▶ OBJECTIVE
Make an exact copy of the data below, leaving out every picture.
____
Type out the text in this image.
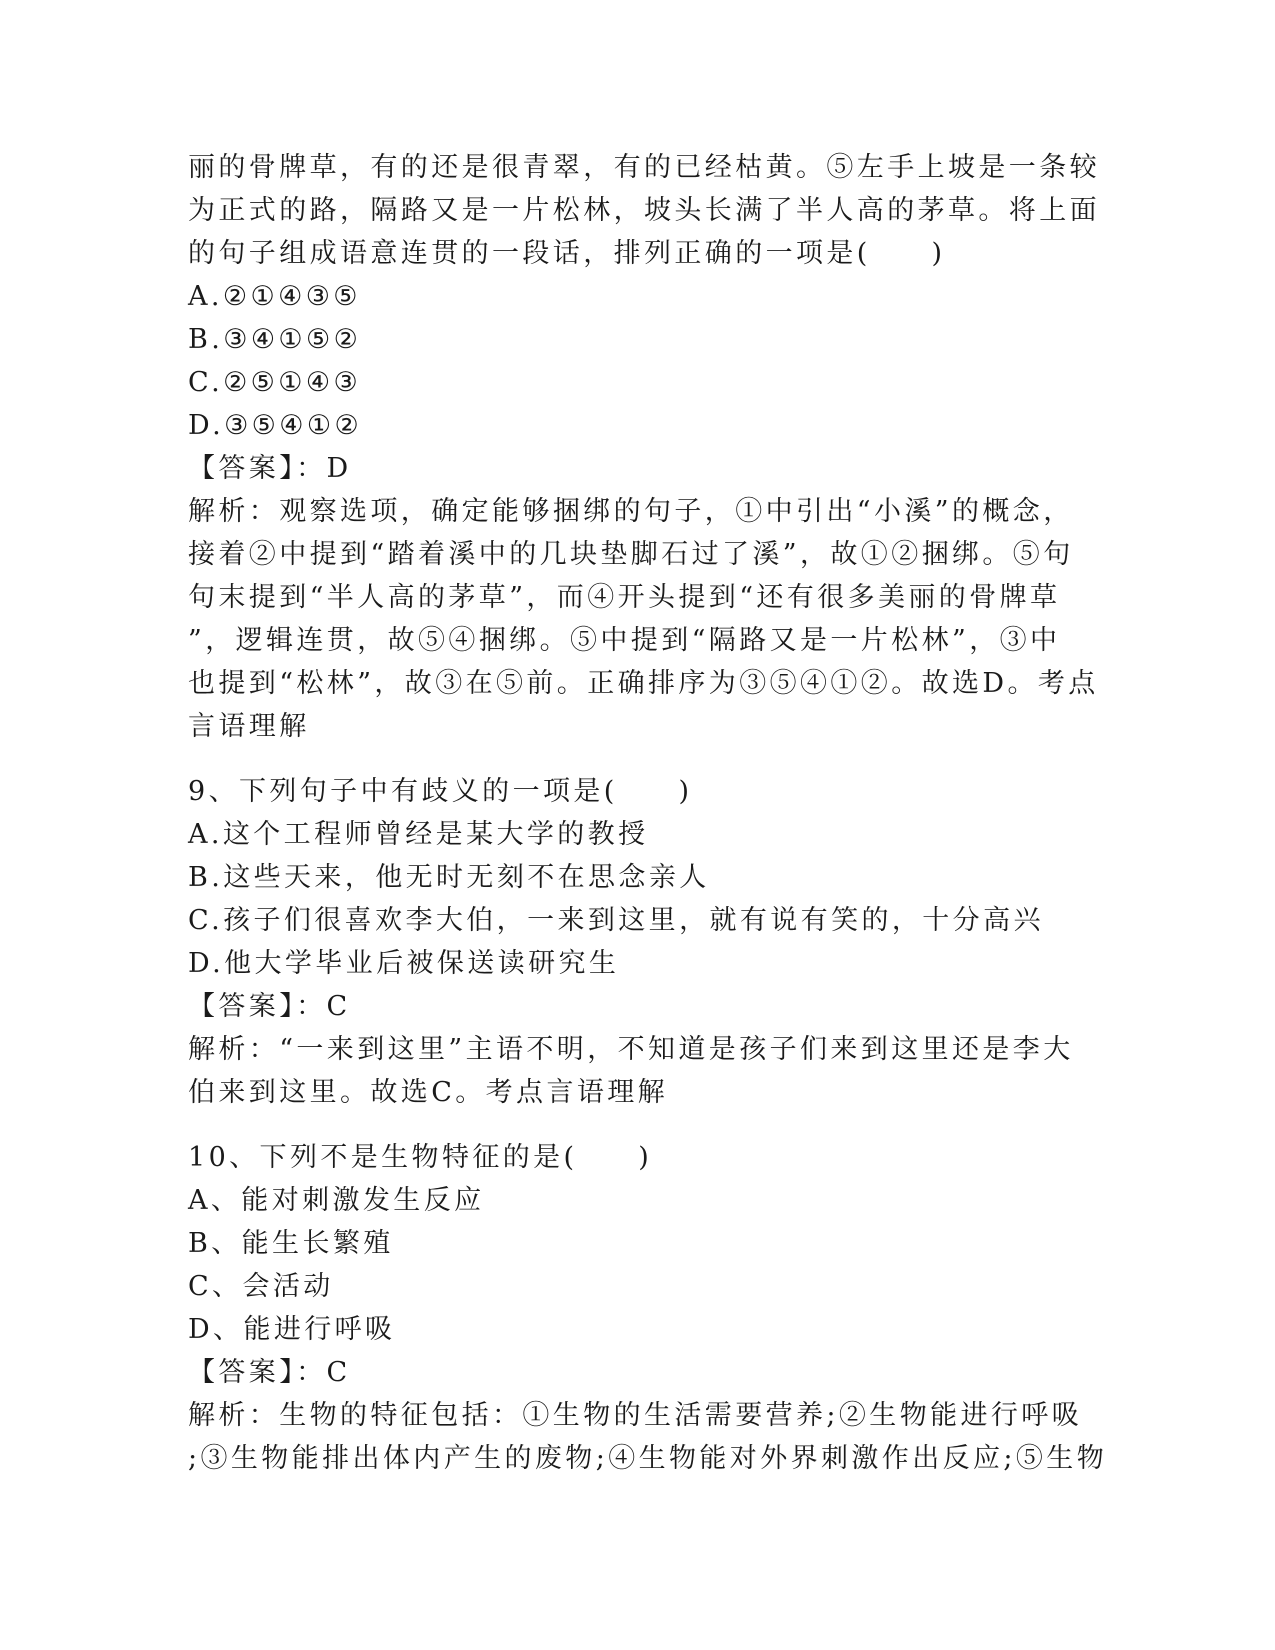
丽的骨牌草，有的还是很青翠，有的已经枯黄。⑤左手上坡是一条较

为正式的路，隔路又是一片松林，坡头长满了半人高的茅草。将上面

的句子组成语意连贯的一段话，排列正确的一项是(　　)

A.②①④③⑤

B.③④①⑤②

C.②⑤①④③

D.③⑤④①②

【答案】：D

解析：观察选项，确定能够捆绑的句子，①中引出“小溪”的概念，

接着②中提到“踏着溪中的几块垫脚石过了溪”，故①②捆绑。⑤句

句末提到“半人高的茅草”，而④开头提到“还有很多美丽的骨牌草

”，逻辑连贯，故⑤④捆绑。⑤中提到“隔路又是一片松林”，③中

也提到“松林”，故③在⑤前。正确排序为③⑤④①②。故选D。考点

言语理解

9、下列句子中有歧义的一项是(　　)

A.这个工程师曾经是某大学的教授

B.这些天来，他无时无刻不在思念亲人

C.孩子们很喜欢李大伯，一来到这里，就有说有笑的，十分高兴

D.他大学毕业后被保送读研究生

【答案】：C

解析：“一来到这里”主语不明，不知道是孩子们来到这里还是李大

伯来到这里。故选C。考点言语理解

10、下列不是生物特征的是(　　)

A、能对刺激发生反应

B、能生长繁殖

C、会活动

D、能进行呼吸

【答案】：C

解析：生物的特征包括：①生物的生活需要营养;②生物能进行呼吸

;③生物能排出体内产生的废物;④生物能对外界刺激作出反应;⑤生物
____
▶ OUTPUT FOR THIS EXERCISE
Type out the text in this image.
丽的骨牌草，有的还是很青翠，有的已经枯黄。⑤左手上坡是一条较

为正式的路，隔路又是一片松林，坡头长满了半人高的茅草。将上面

的句子组成语意连贯的一段话，排列正确的一项是(　　)

A.②①④③⑤

B.③④①⑤②

C.②⑤①④③

D.③⑤④①②

【答案】：D

解析：观察选项，确定能够捆绑的句子，①中引出“小溪”的概念，

接着②中提到“踏着溪中的几块垫脚石过了溪”，故①②捆绑。⑤句

句末提到“半人高的茅草”，而④开头提到“还有很多美丽的骨牌草

”，逻辑连贯，故⑤④捆绑。⑤中提到“隔路又是一片松林”，③中

也提到“松林”，故③在⑤前。正确排序为③⑤④①②。故选D。考点

言语理解

9、下列句子中有歧义的一项是(　　)

A.这个工程师曾经是某大学的教授

B.这些天来，他无时无刻不在思念亲人

C.孩子们很喜欢李大伯，一来到这里，就有说有笑的，十分高兴

D.他大学毕业后被保送读研究生

【答案】：C

解析：“一来到这里”主语不明，不知道是孩子们来到这里还是李大

伯来到这里。故选C。考点言语理解

10、下列不是生物特征的是(　　)

A、能对刺激发生反应

B、能生长繁殖

C、会活动

D、能进行呼吸

【答案】：C

解析：生物的特征包括：①生物的生活需要营养;②生物能进行呼吸

;③生物能排出体内产生的废物;④生物能对外界刺激作出反应;⑤生物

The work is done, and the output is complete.